EXERCISE :: Write out every line of the items below word for word, with nothing changed, added or left out.

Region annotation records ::
* * *
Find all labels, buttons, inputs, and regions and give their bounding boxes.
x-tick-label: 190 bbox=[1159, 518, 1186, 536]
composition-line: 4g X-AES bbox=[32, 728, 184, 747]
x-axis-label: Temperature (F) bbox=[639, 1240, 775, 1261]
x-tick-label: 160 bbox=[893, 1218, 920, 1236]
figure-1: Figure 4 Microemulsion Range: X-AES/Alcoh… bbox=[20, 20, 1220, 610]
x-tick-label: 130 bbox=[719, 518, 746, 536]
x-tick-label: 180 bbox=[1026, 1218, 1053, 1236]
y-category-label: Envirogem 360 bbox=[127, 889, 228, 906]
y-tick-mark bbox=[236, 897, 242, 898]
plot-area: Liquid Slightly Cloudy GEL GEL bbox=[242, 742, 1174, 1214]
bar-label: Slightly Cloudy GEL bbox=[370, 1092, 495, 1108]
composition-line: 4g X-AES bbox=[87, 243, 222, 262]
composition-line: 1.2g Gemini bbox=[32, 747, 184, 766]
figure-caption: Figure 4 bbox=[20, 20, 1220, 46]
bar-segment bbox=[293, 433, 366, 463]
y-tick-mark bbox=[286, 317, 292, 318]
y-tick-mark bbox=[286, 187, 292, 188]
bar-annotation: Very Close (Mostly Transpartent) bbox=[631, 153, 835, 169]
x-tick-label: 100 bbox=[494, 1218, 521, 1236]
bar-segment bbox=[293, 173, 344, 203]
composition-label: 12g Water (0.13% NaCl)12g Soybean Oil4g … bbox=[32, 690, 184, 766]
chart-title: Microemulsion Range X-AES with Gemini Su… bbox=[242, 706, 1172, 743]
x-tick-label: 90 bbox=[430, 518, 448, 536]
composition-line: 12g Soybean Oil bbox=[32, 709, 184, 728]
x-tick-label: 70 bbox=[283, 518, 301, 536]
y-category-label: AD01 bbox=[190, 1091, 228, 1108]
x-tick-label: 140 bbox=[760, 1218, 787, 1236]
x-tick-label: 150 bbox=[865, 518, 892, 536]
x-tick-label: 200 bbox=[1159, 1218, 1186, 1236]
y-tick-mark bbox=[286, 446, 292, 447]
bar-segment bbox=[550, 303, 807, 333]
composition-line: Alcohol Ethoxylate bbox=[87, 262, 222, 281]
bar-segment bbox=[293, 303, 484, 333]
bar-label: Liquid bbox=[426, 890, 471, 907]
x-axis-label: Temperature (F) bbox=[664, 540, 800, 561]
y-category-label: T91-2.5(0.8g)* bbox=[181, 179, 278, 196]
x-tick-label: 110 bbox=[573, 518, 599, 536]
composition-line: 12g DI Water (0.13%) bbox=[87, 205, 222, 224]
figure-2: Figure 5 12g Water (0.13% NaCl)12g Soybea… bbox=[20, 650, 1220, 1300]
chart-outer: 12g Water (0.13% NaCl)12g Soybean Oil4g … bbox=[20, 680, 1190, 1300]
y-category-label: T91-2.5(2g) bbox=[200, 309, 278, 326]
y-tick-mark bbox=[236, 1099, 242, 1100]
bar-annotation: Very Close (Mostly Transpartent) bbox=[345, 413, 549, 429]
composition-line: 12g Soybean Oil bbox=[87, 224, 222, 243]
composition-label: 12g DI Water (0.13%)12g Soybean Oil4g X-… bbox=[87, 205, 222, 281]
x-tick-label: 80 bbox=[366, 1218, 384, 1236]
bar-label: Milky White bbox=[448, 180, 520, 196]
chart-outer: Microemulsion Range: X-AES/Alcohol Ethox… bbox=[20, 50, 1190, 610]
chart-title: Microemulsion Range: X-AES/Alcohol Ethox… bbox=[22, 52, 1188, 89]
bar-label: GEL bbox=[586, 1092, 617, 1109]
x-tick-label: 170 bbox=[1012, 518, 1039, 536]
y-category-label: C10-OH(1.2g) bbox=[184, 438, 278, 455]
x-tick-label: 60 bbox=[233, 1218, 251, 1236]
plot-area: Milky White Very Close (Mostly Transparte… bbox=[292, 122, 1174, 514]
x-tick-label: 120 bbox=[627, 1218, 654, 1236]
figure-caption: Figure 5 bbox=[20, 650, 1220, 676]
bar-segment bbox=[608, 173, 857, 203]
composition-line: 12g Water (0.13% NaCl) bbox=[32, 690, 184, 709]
* * *
SOLUTION TO THIS EXERCISE ::
Find all labels, buttons, inputs, and regions and give their bounding boxes.
x-tick-label: 190 bbox=[1159, 518, 1186, 536]
composition-line: 4g X-AES bbox=[32, 728, 184, 747]
x-axis-label: Temperature (F) bbox=[639, 1240, 775, 1261]
x-tick-label: 160 bbox=[893, 1218, 920, 1236]
figure-1: Figure 4 Microemulsion Range: X-AES/Alcoh… bbox=[20, 20, 1220, 610]
x-tick-label: 130 bbox=[719, 518, 746, 536]
x-tick-label: 180 bbox=[1026, 1218, 1053, 1236]
y-category-label: Envirogem 360 bbox=[127, 889, 228, 906]
y-tick-mark bbox=[236, 897, 242, 898]
plot-area: Liquid Slightly Cloudy GEL GEL bbox=[242, 742, 1174, 1214]
bar-label: Slightly Cloudy GEL bbox=[370, 1092, 495, 1108]
composition-line: 4g X-AES bbox=[87, 243, 222, 262]
composition-line: 1.2g Gemini bbox=[32, 747, 184, 766]
figure-caption: Figure 4 bbox=[20, 20, 1220, 46]
bar-segment bbox=[293, 433, 366, 463]
y-tick-mark bbox=[286, 317, 292, 318]
y-tick-mark bbox=[286, 187, 292, 188]
bar-annotation: Very Close (Mostly Transpartent) bbox=[631, 153, 835, 169]
x-tick-label: 100 bbox=[494, 1218, 521, 1236]
bar-segment bbox=[293, 173, 344, 203]
composition-label: 12g Water (0.13% NaCl)12g Soybean Oil4g … bbox=[32, 690, 184, 766]
chart-title: Microemulsion Range X-AES with Gemini Su… bbox=[242, 706, 1172, 743]
x-tick-label: 90 bbox=[430, 518, 448, 536]
composition-line: 12g Soybean Oil bbox=[32, 709, 184, 728]
x-tick-label: 70 bbox=[283, 518, 301, 536]
y-category-label: AD01 bbox=[190, 1091, 228, 1108]
x-tick-label: 140 bbox=[760, 1218, 787, 1236]
x-tick-label: 150 bbox=[865, 518, 892, 536]
x-tick-label: 200 bbox=[1159, 1218, 1186, 1236]
y-tick-mark bbox=[286, 446, 292, 447]
bar-segment bbox=[550, 303, 807, 333]
composition-line: Alcohol Ethoxylate bbox=[87, 262, 222, 281]
bar-segment bbox=[293, 303, 484, 333]
bar-label: Liquid bbox=[426, 890, 471, 907]
x-axis-label: Temperature (F) bbox=[664, 540, 800, 561]
y-category-label: T91-2.5(0.8g)* bbox=[181, 179, 278, 196]
x-tick-label: 110 bbox=[573, 518, 599, 536]
composition-line: 12g DI Water (0.13%) bbox=[87, 205, 222, 224]
figure-2: Figure 5 12g Water (0.13% NaCl)12g Soybea… bbox=[20, 650, 1220, 1300]
chart-outer: 12g Water (0.13% NaCl)12g Soybean Oil4g … bbox=[20, 680, 1190, 1300]
y-category-label: T91-2.5(2g) bbox=[200, 309, 278, 326]
y-tick-mark bbox=[236, 1099, 242, 1100]
bar-annotation: Very Close (Mostly Transpartent) bbox=[345, 413, 549, 429]
composition-line: 12g Soybean Oil bbox=[87, 224, 222, 243]
composition-label: 12g DI Water (0.13%)12g Soybean Oil4g X-… bbox=[87, 205, 222, 281]
x-tick-label: 80 bbox=[366, 1218, 384, 1236]
bar-label: Milky White bbox=[448, 180, 520, 196]
chart-outer: Microemulsion Range: X-AES/Alcohol Ethox… bbox=[20, 50, 1190, 610]
chart-title: Microemulsion Range: X-AES/Alcohol Ethox… bbox=[22, 52, 1188, 89]
bar-label: GEL bbox=[586, 1092, 617, 1109]
x-tick-label: 170 bbox=[1012, 518, 1039, 536]
y-category-label: C10-OH(1.2g) bbox=[184, 438, 278, 455]
x-tick-label: 60 bbox=[233, 1218, 251, 1236]
plot-area: Milky White Very Close (Mostly Transparte… bbox=[292, 122, 1174, 514]
x-tick-label: 120 bbox=[627, 1218, 654, 1236]
figure-caption: Figure 5 bbox=[20, 650, 1220, 676]
bar-segment bbox=[608, 173, 857, 203]
composition-line: 12g Water (0.13% NaCl) bbox=[32, 690, 184, 709]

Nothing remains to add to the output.